- **WHAT YOU ARE ASKED TO DO**
Images do not belong in the copy. Retype all the entries below exactly.

─── SUPPLIED RECORDS

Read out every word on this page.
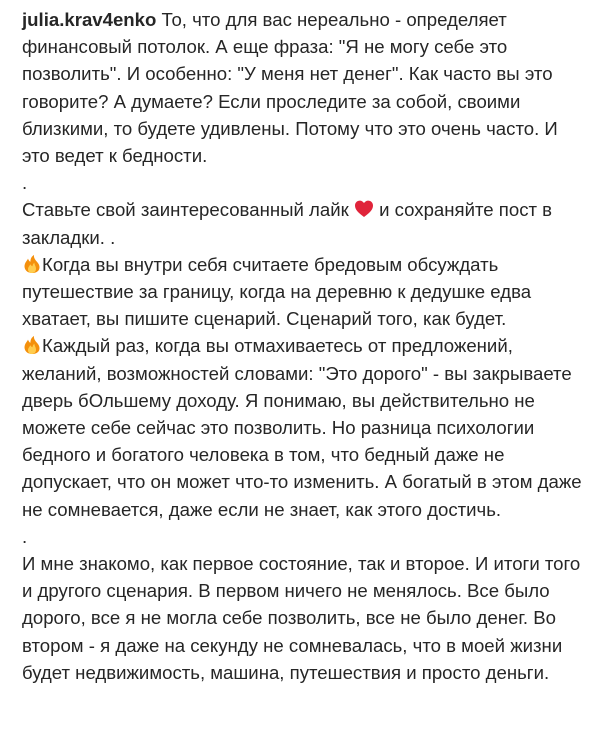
julia.krav4enko То, что для вас нереально - определяет финансовый потолок. А еще фраза: "Я не могу себе это позволить". И особенно: "У меня нет денег". Как часто вы это говорите? А думаете? Если проследите за собой, своими близкими, то будете удивлены. Потому что это очень часто. И это ведет к бедности.

.

Ставьте свой заинтересованный лайк и сохраняйте пост в закладки. .

Когда вы внутри себя считаете бредовым обсуждать путешествие за границу, когда на деревню к дедушке едва хватает, вы пишите сценарий. Сценарий того, как будет.

Каждый раз, когда вы отмахиваетесь от предложений, желаний, возможностей словами: "Это дорого" - вы закрываете дверь бОльшему доходу. Я понимаю, вы действительно не можете себе сейчас это позволить. Но разница психологии бедного и богатого человека в том, что бедный даже не допускает, что он может что-то изменить. А богатый в этом даже не сомневается, даже если не знает, как этого достичь.

.

И мне знакомо, как первое состояние, так и второе. И итоги того и другого сценария. В первом ничего не менялось. Все было дорого, все я не могла себе позволить, все не было денег. Во втором - я даже на секунду не сомневалась, что в моей жизни будет недвижимость, машина, путешествия и просто деньги.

──────

- **TASK SOLUTION**
Read out every word on this page.
julia.krav4enko То, что для вас нереально - определяет финансовый потолок. А еще фраза: "Я не могу себе это позволить". И особенно: "У меня нет денег". Как часто вы это говорите? А думаете? Если проследите за собой, своими близкими, то будете удивлены. Потому что это очень часто. И это ведет к бедности.

.

Ставьте свой заинтересованный лайк и сохраняйте пост в закладки. .

Когда вы внутри себя считаете бредовым обсуждать путешествие за границу, когда на деревню к дедушке едва хватает, вы пишите сценарий. Сценарий того, как будет.

Каждый раз, когда вы отмахиваетесь от предложений, желаний, возможностей словами: "Это дорого" - вы закрываете дверь бОльшему доходу. Я понимаю, вы действительно не можете себе сейчас это позволить. Но разница психологии бедного и богатого человека в том, что бедный даже не допускает, что он может что-то изменить. А богатый в этом даже не сомневается, даже если не знает, как этого достичь.

.

И мне знакомо, как первое состояние, так и второе. И итоги того и другого сценария. В первом ничего не менялось. Все было дорого, все я не могла себе позволить, все не было денег. Во втором - я даже на секунду не сомневалась, что в моей жизни будет недвижимость, машина, путешествия и просто деньги.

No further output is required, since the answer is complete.